**REQUIREMENTS:** Check each line of the records below for the word "legend" and copy those where it appears.

··· DATA SHOWN ···

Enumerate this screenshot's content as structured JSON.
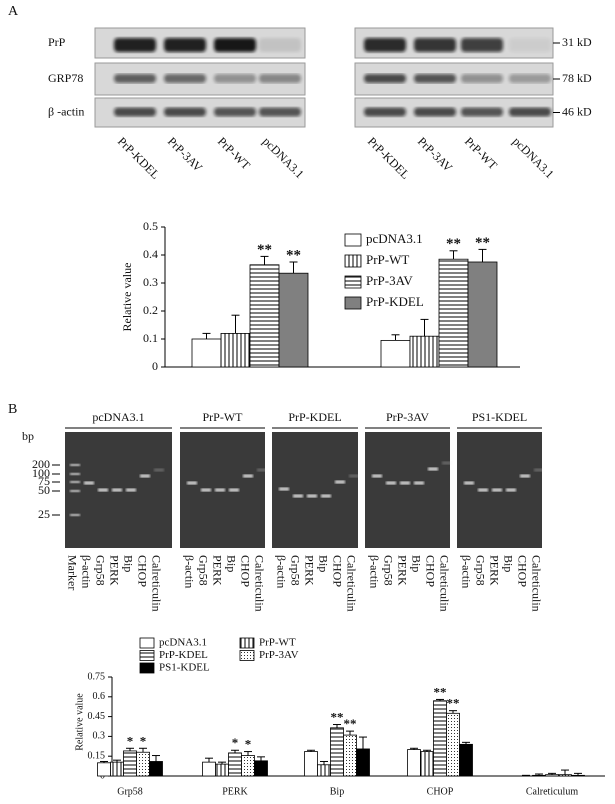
{
  "panel_a": {
    "label": "A",
    "rows": [
      "PrP",
      "GRP78",
      "β -actin"
    ],
    "sizes": [
      "31 kD",
      "78 kD",
      "46 kD"
    ],
    "lanes_left": [
      "PrP-KDEL",
      "PrP-3AV",
      "PrP-WT",
      "pcDNA3.1"
    ],
    "lanes_right": [
      "PrP-KDEL",
      "PrP-3AV",
      "PrP-WT",
      "pcDNA3.1"
    ]
  },
  "panel_b": {
    "label": "B",
    "bp_label": "bp",
    "markers": [
      200,
      100,
      75,
      50,
      25
    ],
    "gels": [
      {
        "title": "pcDNA3.1",
        "lanes": [
          "Marker",
          "β-actin",
          "Grp58",
          "PERK",
          "Bip",
          "CHOP",
          "Calreticulin"
        ]
      },
      {
        "title": "PrP-WT",
        "lanes": [
          "β-actin",
          "Grp58",
          "PERK",
          "Bip",
          "CHOP",
          "Calreticulin"
        ]
      },
      {
        "title": "PrP-KDEL",
        "lanes": [
          "β-actin",
          "Grp58",
          "PERK",
          "Bip",
          "CHOP",
          "Calreticulin"
        ]
      },
      {
        "title": "PrP-3AV",
        "lanes": [
          "β-actin",
          "Grp58",
          "PERK",
          "Bip",
          "CHOP",
          "Calreticulin"
        ]
      },
      {
        "title": "PS1-KDEL",
        "lanes": [
          "β-actin",
          "Grp58",
          "PERK",
          "Bip",
          "CHOP",
          "Calreticulin"
        ]
      }
    ]
  },
  "chart_data": [
    {
      "type": "bar",
      "ylabel": "Relative value",
      "categories": [
        null,
        null
      ],
      "ylim": [
        0,
        0.5
      ],
      "yticks": [
        0,
        0.1,
        0.2,
        0.3,
        0.4,
        0.5
      ],
      "legend": "upper right",
      "series": [
        {
          "name": "pcDNA3.1",
          "color": "#ffffff",
          "pattern": "none",
          "values": [
            0.1,
            0.095
          ],
          "errors": [
            0.02,
            0.02
          ],
          "significance": [
            null,
            null
          ]
        },
        {
          "name": "PrP-WT",
          "color": "#ffffff",
          "pattern": "vertical",
          "values": [
            0.12,
            0.11
          ],
          "errors": [
            0.065,
            0.06
          ],
          "significance": [
            null,
            null
          ]
        },
        {
          "name": "PrP-3AV",
          "color": "#ffffff",
          "pattern": "horizontal",
          "values": [
            0.365,
            0.385
          ],
          "errors": [
            0.03,
            0.03
          ],
          "significance": [
            "**",
            "**"
          ]
        },
        {
          "name": "PrP-KDEL",
          "color": "#808080",
          "pattern": "none",
          "values": [
            0.335,
            0.375
          ],
          "errors": [
            0.04,
            0.045
          ],
          "significance": [
            "**",
            "**"
          ]
        }
      ]
    },
    {
      "type": "bar",
      "ylabel": "Relative value",
      "categories": [
        "Grp58",
        "PERK",
        "Bip",
        "CHOP",
        "Calreticulum"
      ],
      "ylim": [
        0,
        0.75
      ],
      "yticks": [
        0,
        0.15,
        0.3,
        0.45,
        0.6,
        0.75
      ],
      "legend": "upper left",
      "series": [
        {
          "name": "pcDNA3.1",
          "color": "#ffffff",
          "pattern": "none",
          "values": [
            0.1,
            0.105,
            0.185,
            0.2,
            0
          ],
          "errors": [
            0.01,
            0.03,
            0.01,
            0.01,
            0.005
          ],
          "significance": [
            null,
            null,
            null,
            null,
            null
          ]
        },
        {
          "name": "PrP-WT",
          "color": "#ffffff",
          "pattern": "vertical",
          "values": [
            0.105,
            0.09,
            0.085,
            0.185,
            0.005
          ],
          "errors": [
            0.015,
            0.015,
            0.025,
            0.01,
            0.01
          ],
          "significance": [
            null,
            null,
            null,
            null,
            null
          ]
        },
        {
          "name": "PrP-KDEL",
          "color": "#ffffff",
          "pattern": "horizontal",
          "values": [
            0.19,
            0.175,
            0.365,
            0.57,
            0.01
          ],
          "errors": [
            0.02,
            0.02,
            0.025,
            0.01,
            0.01
          ],
          "significance": [
            "*",
            "*",
            "**",
            "**",
            null
          ]
        },
        {
          "name": "PrP-3AV",
          "color": "#ffffff",
          "pattern": "dots",
          "values": [
            0.18,
            0.155,
            0.31,
            0.475,
            0.01
          ],
          "errors": [
            0.03,
            0.03,
            0.03,
            0.02,
            0.035
          ],
          "significance": [
            "*",
            "*",
            "**",
            "**",
            null
          ]
        },
        {
          "name": "PS1-KDEL",
          "color": "#000000",
          "pattern": "none",
          "values": [
            0.11,
            0.115,
            0.205,
            0.24,
            0.005
          ],
          "errors": [
            0.045,
            0.03,
            0.09,
            0.015,
            0.015
          ],
          "significance": [
            null,
            null,
            null,
            null,
            null
          ]
        }
      ]
    }
  ]
}
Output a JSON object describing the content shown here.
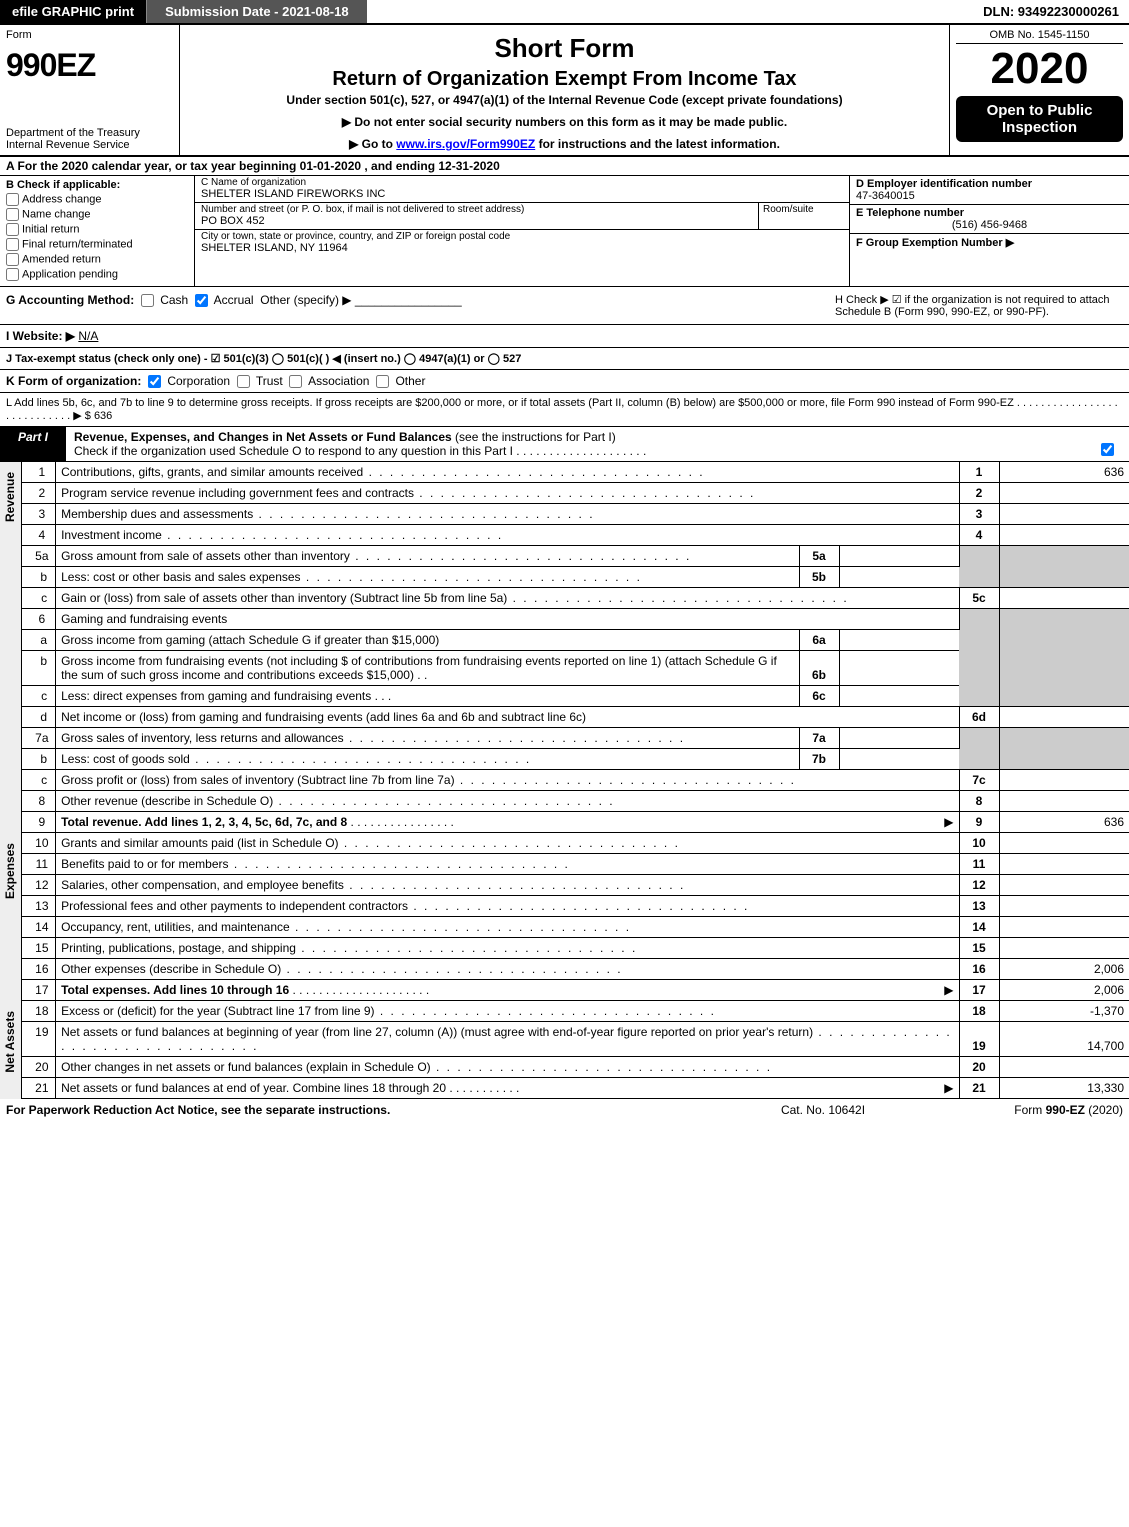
{
  "colors": {
    "black": "#000000",
    "white": "#ffffff",
    "dark_gray": "#555555",
    "shade": "#cccccc",
    "side_bg": "#eeeeee",
    "link": "#0000ff"
  },
  "top": {
    "efile": "efile GRAPHIC print",
    "submission": "Submission Date - 2021-08-18",
    "dln": "DLN: 93492230000261"
  },
  "header": {
    "form_small": "Form",
    "form_no": "990EZ",
    "dept1": "Department of the Treasury",
    "dept2": "Internal Revenue Service",
    "title1": "Short Form",
    "title2": "Return of Organization Exempt From Income Tax",
    "subtitle": "Under section 501(c), 527, or 4947(a)(1) of the Internal Revenue Code (except private foundations)",
    "note1": "▶ Do not enter social security numbers on this form as it may be made public.",
    "note2_pre": "▶ Go to ",
    "note2_link": "www.irs.gov/Form990EZ",
    "note2_post": " for instructions and the latest information.",
    "omb": "OMB No. 1545-1150",
    "year": "2020",
    "open": "Open to Public Inspection"
  },
  "row_a": "A  For the 2020 calendar year, or tax year beginning 01-01-2020 , and ending 12-31-2020",
  "col_b": {
    "title": "B  Check if applicable:",
    "opts": [
      "Address change",
      "Name change",
      "Initial return",
      "Final return/terminated",
      "Amended return",
      "Application pending"
    ]
  },
  "col_c": {
    "name_lbl": "C Name of organization",
    "name": "SHELTER ISLAND FIREWORKS INC",
    "street_lbl": "Number and street (or P. O. box, if mail is not delivered to street address)",
    "room_lbl": "Room/suite",
    "street": "PO BOX 452",
    "city_lbl": "City or town, state or province, country, and ZIP or foreign postal code",
    "city": "SHELTER ISLAND, NY  11964"
  },
  "col_d": {
    "ein_lbl": "D Employer identification number",
    "ein": "47-3640015",
    "phone_lbl": "E Telephone number",
    "phone": "(516) 456-9468",
    "group_lbl": "F Group Exemption Number   ▶"
  },
  "row_g": {
    "label": "G Accounting Method:",
    "cash": "Cash",
    "accrual": "Accrual",
    "other": "Other (specify) ▶"
  },
  "row_h": "H  Check ▶ ☑ if the organization is not required to attach Schedule B (Form 990, 990-EZ, or 990-PF).",
  "row_i": {
    "label": "I Website: ▶",
    "val": "N/A"
  },
  "row_j": "J Tax-exempt status (check only one) - ☑ 501(c)(3)  ◯ 501(c)(  ) ◀ (insert no.)  ◯ 4947(a)(1) or  ◯ 527",
  "row_k": {
    "label": "K Form of organization:",
    "corp": "Corporation",
    "trust": "Trust",
    "assoc": "Association",
    "other": "Other"
  },
  "row_l": {
    "text": "L Add lines 5b, 6c, and 7b to line 9 to determine gross receipts. If gross receipts are $200,000 or more, or if total assets (Part II, column (B) below) are $500,000 or more, file Form 990 instead of Form 990-EZ  .  .  .  .  .  .  .  .  .  .  .  .  .  .  .  .  .  .  .  .  .  .  .  .  .  .  .  .  ▶ $",
    "amount": "636"
  },
  "part1": {
    "tab": "Part I",
    "title_b": "Revenue, Expenses, and Changes in Net Assets or Fund Balances",
    "title_rest": " (see the instructions for Part I)",
    "check_line": "Check if the organization used Schedule O to respond to any question in this Part I .  .  .  .  .  .  .  .  .  .  .  .  .  .  .  .  .  .  .  ."
  },
  "side_labels": {
    "rev": "Revenue",
    "exp": "Expenses",
    "net": "Net Assets"
  },
  "lines": {
    "l1": {
      "no": "1",
      "desc": "Contributions, gifts, grants, and similar amounts received",
      "rt_no": "1",
      "rt_val": "636"
    },
    "l2": {
      "no": "2",
      "desc": "Program service revenue including government fees and contracts",
      "rt_no": "2",
      "rt_val": ""
    },
    "l3": {
      "no": "3",
      "desc": "Membership dues and assessments",
      "rt_no": "3",
      "rt_val": ""
    },
    "l4": {
      "no": "4",
      "desc": "Investment income",
      "rt_no": "4",
      "rt_val": ""
    },
    "l5a": {
      "no": "5a",
      "desc": "Gross amount from sale of assets other than inventory",
      "mid_no": "5a"
    },
    "l5b": {
      "no": "b",
      "desc": "Less: cost or other basis and sales expenses",
      "mid_no": "5b"
    },
    "l5c": {
      "no": "c",
      "desc": "Gain or (loss) from sale of assets other than inventory (Subtract line 5b from line 5a)",
      "rt_no": "5c"
    },
    "l6": {
      "no": "6",
      "desc": "Gaming and fundraising events"
    },
    "l6a": {
      "no": "a",
      "desc": "Gross income from gaming (attach Schedule G if greater than $15,000)",
      "mid_no": "6a"
    },
    "l6b": {
      "no": "b",
      "desc": "Gross income from fundraising events (not including $                       of contributions from fundraising events reported on line 1) (attach Schedule G if the sum of such gross income and contributions exceeds $15,000)",
      "mid_no": "6b"
    },
    "l6c": {
      "no": "c",
      "desc": "Less: direct expenses from gaming and fundraising events",
      "mid_no": "6c"
    },
    "l6d": {
      "no": "d",
      "desc": "Net income or (loss) from gaming and fundraising events (add lines 6a and 6b and subtract line 6c)",
      "rt_no": "6d"
    },
    "l7a": {
      "no": "7a",
      "desc": "Gross sales of inventory, less returns and allowances",
      "mid_no": "7a"
    },
    "l7b": {
      "no": "b",
      "desc": "Less: cost of goods sold",
      "mid_no": "7b"
    },
    "l7c": {
      "no": "c",
      "desc": "Gross profit or (loss) from sales of inventory (Subtract line 7b from line 7a)",
      "rt_no": "7c"
    },
    "l8": {
      "no": "8",
      "desc": "Other revenue (describe in Schedule O)",
      "rt_no": "8"
    },
    "l9": {
      "no": "9",
      "desc": "Total revenue. Add lines 1, 2, 3, 4, 5c, 6d, 7c, and 8",
      "rt_no": "9",
      "rt_val": "636",
      "arrow": "▶"
    },
    "l10": {
      "no": "10",
      "desc": "Grants and similar amounts paid (list in Schedule O)",
      "rt_no": "10"
    },
    "l11": {
      "no": "11",
      "desc": "Benefits paid to or for members",
      "rt_no": "11"
    },
    "l12": {
      "no": "12",
      "desc": "Salaries, other compensation, and employee benefits",
      "rt_no": "12"
    },
    "l13": {
      "no": "13",
      "desc": "Professional fees and other payments to independent contractors",
      "rt_no": "13"
    },
    "l14": {
      "no": "14",
      "desc": "Occupancy, rent, utilities, and maintenance",
      "rt_no": "14"
    },
    "l15": {
      "no": "15",
      "desc": "Printing, publications, postage, and shipping",
      "rt_no": "15"
    },
    "l16": {
      "no": "16",
      "desc": "Other expenses (describe in Schedule O)",
      "rt_no": "16",
      "rt_val": "2,006"
    },
    "l17": {
      "no": "17",
      "desc": "Total expenses. Add lines 10 through 16",
      "rt_no": "17",
      "rt_val": "2,006",
      "arrow": "▶"
    },
    "l18": {
      "no": "18",
      "desc": "Excess or (deficit) for the year (Subtract line 17 from line 9)",
      "rt_no": "18",
      "rt_val": "-1,370"
    },
    "l19": {
      "no": "19",
      "desc": "Net assets or fund balances at beginning of year (from line 27, column (A)) (must agree with end-of-year figure reported on prior year's return)",
      "rt_no": "19",
      "rt_val": "14,700"
    },
    "l20": {
      "no": "20",
      "desc": "Other changes in net assets or fund balances (explain in Schedule O)",
      "rt_no": "20"
    },
    "l21": {
      "no": "21",
      "desc": "Net assets or fund balances at end of year. Combine lines 18 through 20",
      "rt_no": "21",
      "rt_val": "13,330",
      "arrow": "▶"
    }
  },
  "footer": {
    "left": "For Paperwork Reduction Act Notice, see the separate instructions.",
    "center": "Cat. No. 10642I",
    "right_pre": "Form ",
    "right_b": "990-EZ",
    "right_post": " (2020)"
  }
}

···

**EXERCISE RESPONSE:**
      "legend": "upper right",
      "legend": "upper left",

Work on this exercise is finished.